— begin Exercise input —

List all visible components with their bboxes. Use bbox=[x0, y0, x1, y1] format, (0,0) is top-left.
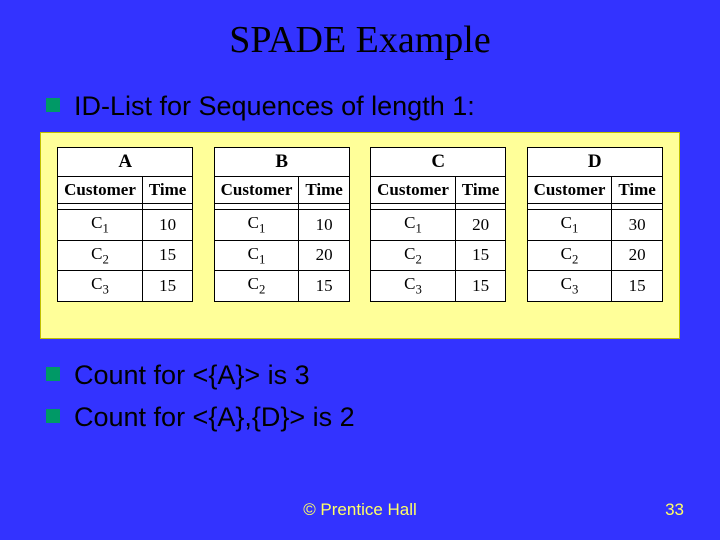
cust-cell: C bbox=[404, 213, 415, 232]
table-row: C3 15 bbox=[58, 271, 193, 301]
table-D: D Customer Time C1 30 C2 20 C3 15 bbox=[527, 147, 663, 301]
time-cell: 15 bbox=[455, 240, 505, 270]
col-time: Time bbox=[455, 177, 505, 204]
cust-cell: C bbox=[561, 274, 572, 293]
table-row: C1 10 bbox=[214, 210, 349, 240]
time-cell: 15 bbox=[455, 271, 505, 301]
cust-sub: 2 bbox=[259, 283, 265, 297]
cust-cell: C bbox=[248, 213, 259, 232]
slide: SPADE Example ID-List for Sequences of l… bbox=[0, 0, 720, 540]
table-row: C2 15 bbox=[58, 240, 193, 270]
time-cell: 30 bbox=[612, 210, 662, 240]
cust-sub: 3 bbox=[102, 283, 108, 297]
time-cell: 20 bbox=[299, 240, 349, 270]
bullet-item-1: ID-List for Sequences of length 1: bbox=[40, 90, 680, 122]
footer-copyright: © Prentice Hall bbox=[0, 500, 720, 520]
cust-sub: 1 bbox=[102, 222, 108, 236]
page-number: 33 bbox=[665, 500, 684, 520]
time-cell: 10 bbox=[299, 210, 349, 240]
table-B: B Customer Time C1 10 C1 20 C2 15 bbox=[214, 147, 350, 301]
time-cell: 20 bbox=[612, 240, 662, 270]
bullet-text: Count for <{A}> is 3 bbox=[74, 359, 310, 391]
table-row: C3 15 bbox=[527, 271, 662, 301]
cust-sub: 1 bbox=[259, 222, 265, 236]
bullet-text: ID-List for Sequences of length 1: bbox=[74, 90, 475, 122]
table-A: A Customer Time C1 10 C2 15 C3 15 bbox=[57, 147, 193, 301]
time-cell: 20 bbox=[455, 210, 505, 240]
col-customer: Customer bbox=[527, 177, 612, 204]
time-cell: 15 bbox=[612, 271, 662, 301]
time-cell: 15 bbox=[299, 271, 349, 301]
table-label: B bbox=[214, 148, 349, 177]
cust-cell: C bbox=[91, 213, 102, 232]
table-row: C2 15 bbox=[214, 271, 349, 301]
table-row: C1 20 bbox=[371, 210, 506, 240]
table-label: A bbox=[58, 148, 193, 177]
table-C: C Customer Time C1 20 C2 15 C3 15 bbox=[370, 147, 506, 301]
time-cell: 15 bbox=[142, 240, 192, 270]
col-customer: Customer bbox=[214, 177, 299, 204]
time-cell: 15 bbox=[142, 271, 192, 301]
id-list-tables: A Customer Time C1 10 C2 15 C3 15 bbox=[40, 132, 680, 338]
bullet-item-2: Count for <{A}> is 3 bbox=[40, 359, 680, 391]
table-row: C1 30 bbox=[527, 210, 662, 240]
cust-cell: C bbox=[248, 244, 259, 263]
table-row: C1 20 bbox=[214, 240, 349, 270]
col-time: Time bbox=[612, 177, 662, 204]
cust-cell: C bbox=[91, 274, 102, 293]
cust-cell: C bbox=[561, 213, 572, 232]
cust-sub: 1 bbox=[415, 222, 421, 236]
time-cell: 10 bbox=[142, 210, 192, 240]
cust-sub: 3 bbox=[572, 283, 578, 297]
table-row: C3 15 bbox=[371, 271, 506, 301]
square-bullet-icon bbox=[46, 409, 60, 423]
cust-cell: C bbox=[404, 244, 415, 263]
square-bullet-icon bbox=[46, 367, 60, 381]
cust-sub: 2 bbox=[572, 252, 578, 266]
bullet-item-3: Count for <{A},{D}> is 2 bbox=[40, 401, 680, 433]
cust-cell: C bbox=[404, 274, 415, 293]
col-time: Time bbox=[142, 177, 192, 204]
cust-sub: 1 bbox=[572, 222, 578, 236]
table-row: C2 20 bbox=[527, 240, 662, 270]
square-bullet-icon bbox=[46, 98, 60, 112]
cust-sub: 2 bbox=[102, 252, 108, 266]
table-row: C1 10 bbox=[58, 210, 193, 240]
cust-cell: C bbox=[91, 244, 102, 263]
cust-sub: 1 bbox=[259, 252, 265, 266]
col-customer: Customer bbox=[58, 177, 143, 204]
bullet-text: Count for <{A},{D}> is 2 bbox=[74, 401, 355, 433]
table-label: D bbox=[527, 148, 662, 177]
col-customer: Customer bbox=[371, 177, 456, 204]
cust-cell: C bbox=[561, 244, 572, 263]
table-label: C bbox=[371, 148, 506, 177]
cust-cell: C bbox=[248, 274, 259, 293]
table-row: C2 15 bbox=[371, 240, 506, 270]
cust-sub: 3 bbox=[415, 283, 421, 297]
col-time: Time bbox=[299, 177, 349, 204]
slide-title: SPADE Example bbox=[40, 18, 680, 62]
cust-sub: 2 bbox=[415, 252, 421, 266]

— end Exercise input —

> **Written instruction**
Copy the data lines word for word, starting with the line with "cust-cell: C bbox=[404, 213, 415, 232]" and going on through the line with "cust-sub: 1 bbox=[102, 222, 108, 236]".

> **Solution to this task**
cust-cell: C bbox=[404, 213, 415, 232]
table-row: C3 15 bbox=[58, 271, 193, 301]
table-D: D Customer Time C1 30 C2 20 C3 15 bbox=[527, 147, 663, 301]
time-cell: 15 bbox=[455, 240, 505, 270]
col-time: Time bbox=[455, 177, 505, 204]
cust-cell: C bbox=[561, 274, 572, 293]
table-row: C1 10 bbox=[214, 210, 349, 240]
time-cell: 15 bbox=[455, 271, 505, 301]
cust-sub: 2 bbox=[259, 283, 265, 297]
cust-cell: C bbox=[248, 213, 259, 232]
slide: SPADE Example ID-List for Sequences of l… bbox=[0, 0, 720, 540]
table-row: C2 15 bbox=[58, 240, 193, 270]
time-cell: 30 bbox=[612, 210, 662, 240]
cust-sub: 3 bbox=[102, 283, 108, 297]
time-cell: 20 bbox=[299, 240, 349, 270]
bullet-item-1: ID-List for Sequences of length 1: bbox=[40, 90, 680, 122]
footer-copyright: © Prentice Hall bbox=[0, 500, 720, 520]
cust-sub: 1 bbox=[102, 222, 108, 236]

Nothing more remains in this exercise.